Write out the full set of records below exactly.

Start of DATASET EXTRACT

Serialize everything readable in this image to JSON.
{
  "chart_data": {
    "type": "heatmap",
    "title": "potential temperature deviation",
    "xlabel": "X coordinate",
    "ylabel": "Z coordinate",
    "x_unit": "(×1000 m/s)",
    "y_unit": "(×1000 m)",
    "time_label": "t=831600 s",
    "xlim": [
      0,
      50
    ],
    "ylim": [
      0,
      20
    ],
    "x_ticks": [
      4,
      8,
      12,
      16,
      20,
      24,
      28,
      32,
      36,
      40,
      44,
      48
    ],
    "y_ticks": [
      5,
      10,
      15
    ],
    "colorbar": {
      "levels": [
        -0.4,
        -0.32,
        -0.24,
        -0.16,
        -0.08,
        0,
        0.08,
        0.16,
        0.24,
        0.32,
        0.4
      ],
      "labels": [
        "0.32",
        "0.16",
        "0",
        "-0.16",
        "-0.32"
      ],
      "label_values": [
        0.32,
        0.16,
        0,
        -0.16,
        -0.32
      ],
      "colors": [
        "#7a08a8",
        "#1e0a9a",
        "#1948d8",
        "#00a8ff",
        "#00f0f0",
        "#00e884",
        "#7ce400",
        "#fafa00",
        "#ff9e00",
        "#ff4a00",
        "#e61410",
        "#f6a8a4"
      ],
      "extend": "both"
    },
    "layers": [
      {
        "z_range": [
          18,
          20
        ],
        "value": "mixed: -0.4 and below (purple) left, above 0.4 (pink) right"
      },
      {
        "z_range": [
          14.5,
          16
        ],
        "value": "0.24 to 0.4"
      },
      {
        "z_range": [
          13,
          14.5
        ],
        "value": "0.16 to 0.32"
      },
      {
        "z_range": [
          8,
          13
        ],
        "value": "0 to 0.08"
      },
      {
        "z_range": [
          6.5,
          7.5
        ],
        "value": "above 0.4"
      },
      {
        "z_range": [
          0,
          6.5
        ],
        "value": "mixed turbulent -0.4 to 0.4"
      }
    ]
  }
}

End of DATASET EXTRACT

*CORRECT RESULT*
Serialize everything readable in this image to JSON.
{
  "chart_data": {
    "type": "heatmap",
    "title": "potential temperature deviation",
    "xlabel": "X coordinate",
    "ylabel": "Z coordinate",
    "x_unit": "(×1000 m/s)",
    "y_unit": "(×1000 m)",
    "time_label": "t=831600 s",
    "xlim": [
      0,
      50
    ],
    "ylim": [
      0,
      20
    ],
    "x_ticks": [
      4,
      8,
      12,
      16,
      20,
      24,
      28,
      32,
      36,
      40,
      44,
      48
    ],
    "y_ticks": [
      5,
      10,
      15
    ],
    "colorbar": {
      "levels": [
        -0.4,
        -0.32,
        -0.24,
        -0.16,
        -0.08,
        0,
        0.08,
        0.16,
        0.24,
        0.32,
        0.4
      ],
      "labels": [
        "0.32",
        "0.16",
        "0",
        "-0.16",
        "-0.32"
      ],
      "label_values": [
        0.32,
        0.16,
        0,
        -0.16,
        -0.32
      ],
      "colors": [
        "#7a08a8",
        "#1e0a9a",
        "#1948d8",
        "#00a8ff",
        "#00f0f0",
        "#00e884",
        "#7ce400",
        "#fafa00",
        "#ff9e00",
        "#ff4a00",
        "#e61410",
        "#f6a8a4"
      ],
      "extend": "both"
    },
    "layers": [
      {
        "z_range": [
          18,
          20
        ],
        "value": "mixed: -0.4 and below (purple) left, above 0.4 (pink) right"
      },
      {
        "z_range": [
          14.5,
          16
        ],
        "value": "0.24 to 0.4"
      },
      {
        "z_range": [
          13,
          14.5
        ],
        "value": "0.16 to 0.32"
      },
      {
        "z_range": [
          8,
          13
        ],
        "value": "0 to 0.08"
      },
      {
        "z_range": [
          6.5,
          7.5
        ],
        "value": "above 0.4"
      },
      {
        "z_range": [
          0,
          6.5
        ],
        "value": "mixed turbulent -0.4 to 0.4"
      }
    ]
  }
}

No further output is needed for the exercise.